Return the listing below verbatim. Pictures do not belong in the copy.

start MATERIAL PROVIDED

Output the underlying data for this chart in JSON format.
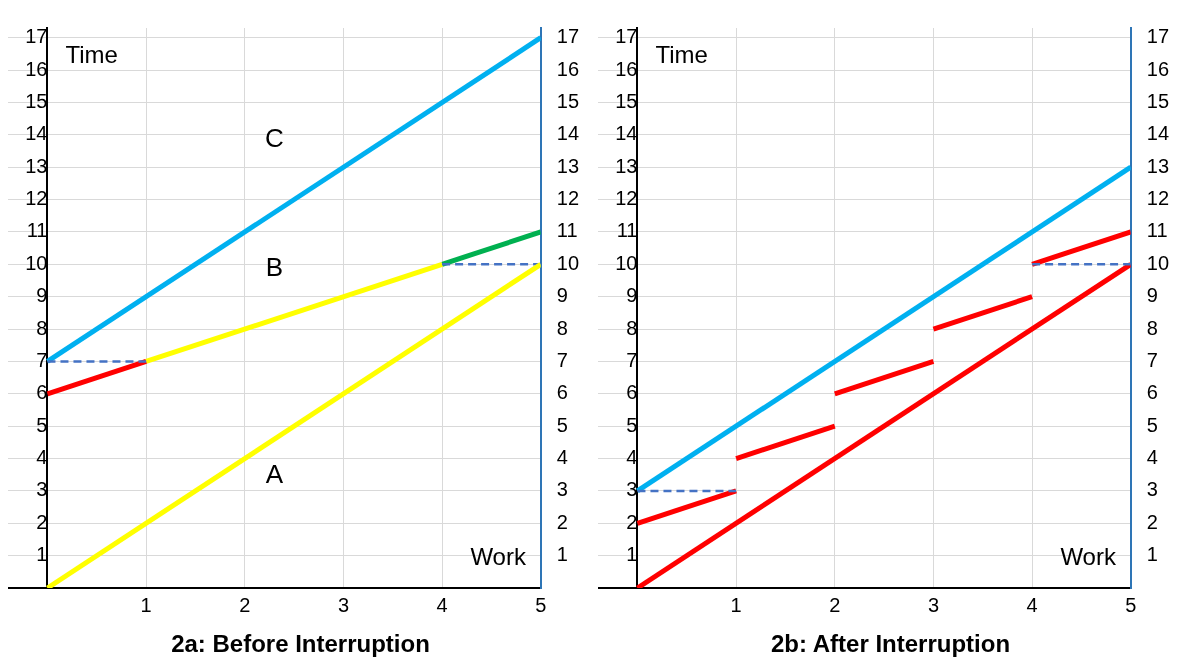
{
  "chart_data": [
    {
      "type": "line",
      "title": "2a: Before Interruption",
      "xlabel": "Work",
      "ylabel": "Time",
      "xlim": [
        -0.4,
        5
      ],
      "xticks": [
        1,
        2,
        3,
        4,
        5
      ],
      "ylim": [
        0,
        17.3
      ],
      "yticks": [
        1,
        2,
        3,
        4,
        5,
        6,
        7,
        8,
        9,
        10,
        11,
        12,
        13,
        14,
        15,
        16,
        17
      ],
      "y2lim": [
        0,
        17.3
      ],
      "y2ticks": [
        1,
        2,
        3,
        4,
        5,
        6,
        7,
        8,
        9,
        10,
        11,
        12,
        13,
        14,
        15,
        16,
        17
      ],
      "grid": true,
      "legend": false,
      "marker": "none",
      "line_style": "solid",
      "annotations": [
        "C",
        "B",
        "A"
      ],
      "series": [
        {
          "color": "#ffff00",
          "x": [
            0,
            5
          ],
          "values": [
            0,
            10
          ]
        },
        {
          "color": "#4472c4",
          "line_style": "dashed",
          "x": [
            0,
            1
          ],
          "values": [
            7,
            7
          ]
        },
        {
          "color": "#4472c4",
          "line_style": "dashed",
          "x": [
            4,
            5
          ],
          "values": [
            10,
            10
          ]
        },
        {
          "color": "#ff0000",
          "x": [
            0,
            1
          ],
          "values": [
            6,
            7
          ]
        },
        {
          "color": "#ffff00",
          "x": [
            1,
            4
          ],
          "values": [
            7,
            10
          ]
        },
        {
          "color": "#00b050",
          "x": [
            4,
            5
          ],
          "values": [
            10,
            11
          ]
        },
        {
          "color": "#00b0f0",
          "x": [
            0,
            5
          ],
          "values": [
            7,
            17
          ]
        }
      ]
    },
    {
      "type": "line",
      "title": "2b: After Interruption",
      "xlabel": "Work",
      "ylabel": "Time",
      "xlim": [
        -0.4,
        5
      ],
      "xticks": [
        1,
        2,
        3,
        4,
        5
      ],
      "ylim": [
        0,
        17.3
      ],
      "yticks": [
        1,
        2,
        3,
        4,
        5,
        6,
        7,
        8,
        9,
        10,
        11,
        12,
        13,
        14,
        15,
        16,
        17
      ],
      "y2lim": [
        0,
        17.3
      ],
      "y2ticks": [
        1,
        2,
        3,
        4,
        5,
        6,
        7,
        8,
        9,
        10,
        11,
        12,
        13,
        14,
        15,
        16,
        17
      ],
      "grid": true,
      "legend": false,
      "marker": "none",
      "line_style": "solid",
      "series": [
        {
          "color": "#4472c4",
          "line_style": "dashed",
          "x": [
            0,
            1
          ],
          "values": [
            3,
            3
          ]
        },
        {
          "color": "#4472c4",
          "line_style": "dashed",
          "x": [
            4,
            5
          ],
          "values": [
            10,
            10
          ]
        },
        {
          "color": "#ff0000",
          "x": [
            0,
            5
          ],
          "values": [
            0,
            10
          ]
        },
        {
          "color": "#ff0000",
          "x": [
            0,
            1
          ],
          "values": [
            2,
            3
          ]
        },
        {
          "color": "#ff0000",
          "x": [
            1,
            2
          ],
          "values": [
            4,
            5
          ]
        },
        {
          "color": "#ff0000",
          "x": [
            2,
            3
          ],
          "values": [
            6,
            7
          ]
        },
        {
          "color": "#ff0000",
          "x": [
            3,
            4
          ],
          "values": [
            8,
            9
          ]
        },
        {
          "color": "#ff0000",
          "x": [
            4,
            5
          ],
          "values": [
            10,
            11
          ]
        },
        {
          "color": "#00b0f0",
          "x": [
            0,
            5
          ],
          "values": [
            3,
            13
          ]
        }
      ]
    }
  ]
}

end MATERIAL PROVIDED

■ **SOLUTION**:
Output the underlying data for this chart in JSON format.
{
  "chart_data": [
    {
      "type": "line",
      "title": "2a: Before Interruption",
      "xlabel": "Work",
      "ylabel": "Time",
      "xlim": [
        -0.4,
        5
      ],
      "xticks": [
        1,
        2,
        3,
        4,
        5
      ],
      "ylim": [
        0,
        17.3
      ],
      "yticks": [
        1,
        2,
        3,
        4,
        5,
        6,
        7,
        8,
        9,
        10,
        11,
        12,
        13,
        14,
        15,
        16,
        17
      ],
      "y2lim": [
        0,
        17.3
      ],
      "y2ticks": [
        1,
        2,
        3,
        4,
        5,
        6,
        7,
        8,
        9,
        10,
        11,
        12,
        13,
        14,
        15,
        16,
        17
      ],
      "grid": true,
      "legend": false,
      "marker": "none",
      "line_style": "solid",
      "annotations": [
        "C",
        "B",
        "A"
      ],
      "series": [
        {
          "color": "#ffff00",
          "x": [
            0,
            5
          ],
          "values": [
            0,
            10
          ]
        },
        {
          "color": "#4472c4",
          "line_style": "dashed",
          "x": [
            0,
            1
          ],
          "values": [
            7,
            7
          ]
        },
        {
          "color": "#4472c4",
          "line_style": "dashed",
          "x": [
            4,
            5
          ],
          "values": [
            10,
            10
          ]
        },
        {
          "color": "#ff0000",
          "x": [
            0,
            1
          ],
          "values": [
            6,
            7
          ]
        },
        {
          "color": "#ffff00",
          "x": [
            1,
            4
          ],
          "values": [
            7,
            10
          ]
        },
        {
          "color": "#00b050",
          "x": [
            4,
            5
          ],
          "values": [
            10,
            11
          ]
        },
        {
          "color": "#00b0f0",
          "x": [
            0,
            5
          ],
          "values": [
            7,
            17
          ]
        }
      ]
    },
    {
      "type": "line",
      "title": "2b: After Interruption",
      "xlabel": "Work",
      "ylabel": "Time",
      "xlim": [
        -0.4,
        5
      ],
      "xticks": [
        1,
        2,
        3,
        4,
        5
      ],
      "ylim": [
        0,
        17.3
      ],
      "yticks": [
        1,
        2,
        3,
        4,
        5,
        6,
        7,
        8,
        9,
        10,
        11,
        12,
        13,
        14,
        15,
        16,
        17
      ],
      "y2lim": [
        0,
        17.3
      ],
      "y2ticks": [
        1,
        2,
        3,
        4,
        5,
        6,
        7,
        8,
        9,
        10,
        11,
        12,
        13,
        14,
        15,
        16,
        17
      ],
      "grid": true,
      "legend": false,
      "marker": "none",
      "line_style": "solid",
      "series": [
        {
          "color": "#4472c4",
          "line_style": "dashed",
          "x": [
            0,
            1
          ],
          "values": [
            3,
            3
          ]
        },
        {
          "color": "#4472c4",
          "line_style": "dashed",
          "x": [
            4,
            5
          ],
          "values": [
            10,
            10
          ]
        },
        {
          "color": "#ff0000",
          "x": [
            0,
            5
          ],
          "values": [
            0,
            10
          ]
        },
        {
          "color": "#ff0000",
          "x": [
            0,
            1
          ],
          "values": [
            2,
            3
          ]
        },
        {
          "color": "#ff0000",
          "x": [
            1,
            2
          ],
          "values": [
            4,
            5
          ]
        },
        {
          "color": "#ff0000",
          "x": [
            2,
            3
          ],
          "values": [
            6,
            7
          ]
        },
        {
          "color": "#ff0000",
          "x": [
            3,
            4
          ],
          "values": [
            8,
            9
          ]
        },
        {
          "color": "#ff0000",
          "x": [
            4,
            5
          ],
          "values": [
            10,
            11
          ]
        },
        {
          "color": "#00b0f0",
          "x": [
            0,
            5
          ],
          "values": [
            3,
            13
          ]
        }
      ]
    }
  ]
}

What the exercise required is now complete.